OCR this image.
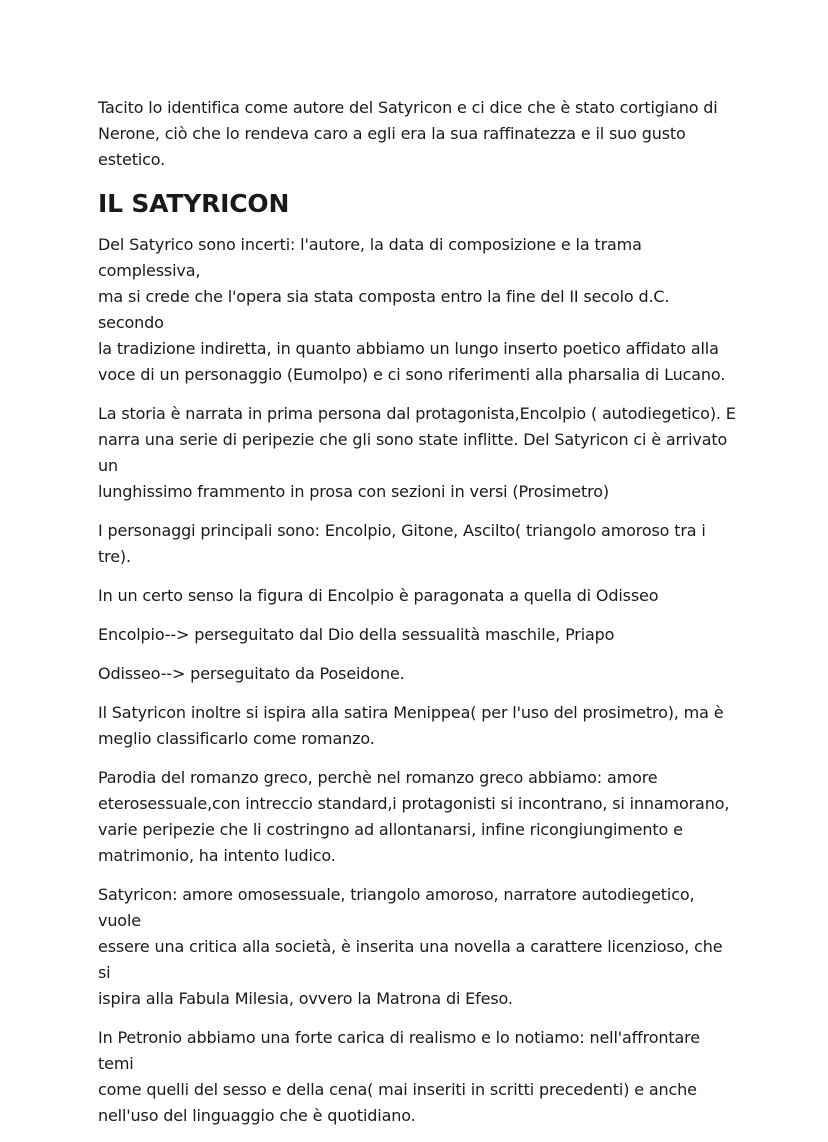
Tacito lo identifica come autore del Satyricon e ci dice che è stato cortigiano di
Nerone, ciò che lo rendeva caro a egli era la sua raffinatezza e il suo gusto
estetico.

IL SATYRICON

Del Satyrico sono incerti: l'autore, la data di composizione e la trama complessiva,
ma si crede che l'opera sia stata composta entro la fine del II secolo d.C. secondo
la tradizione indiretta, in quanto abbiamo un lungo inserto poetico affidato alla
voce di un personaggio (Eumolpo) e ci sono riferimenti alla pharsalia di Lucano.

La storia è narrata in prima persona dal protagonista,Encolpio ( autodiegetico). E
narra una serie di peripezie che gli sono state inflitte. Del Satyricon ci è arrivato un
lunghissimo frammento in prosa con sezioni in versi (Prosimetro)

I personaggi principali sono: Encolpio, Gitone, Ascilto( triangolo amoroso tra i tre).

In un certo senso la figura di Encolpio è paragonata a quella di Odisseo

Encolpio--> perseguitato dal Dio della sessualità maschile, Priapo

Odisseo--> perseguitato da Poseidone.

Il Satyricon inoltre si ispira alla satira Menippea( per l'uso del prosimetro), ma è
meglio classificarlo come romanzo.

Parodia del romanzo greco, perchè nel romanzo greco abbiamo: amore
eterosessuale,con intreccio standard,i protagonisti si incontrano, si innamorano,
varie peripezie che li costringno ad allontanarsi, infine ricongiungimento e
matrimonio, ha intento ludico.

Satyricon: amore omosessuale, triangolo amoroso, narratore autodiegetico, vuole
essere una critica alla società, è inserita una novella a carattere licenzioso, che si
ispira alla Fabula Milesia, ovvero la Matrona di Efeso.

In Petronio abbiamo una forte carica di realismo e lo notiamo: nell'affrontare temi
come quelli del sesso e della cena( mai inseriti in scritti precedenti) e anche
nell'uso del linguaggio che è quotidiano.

____

**Task statement**: Make a list of all lines in the data that contain "Odisseo".

**In response**:
In un certo senso la figura di Encolpio è paragonata a quella di Odisseo
Odisseo--> perseguitato da Poseidone.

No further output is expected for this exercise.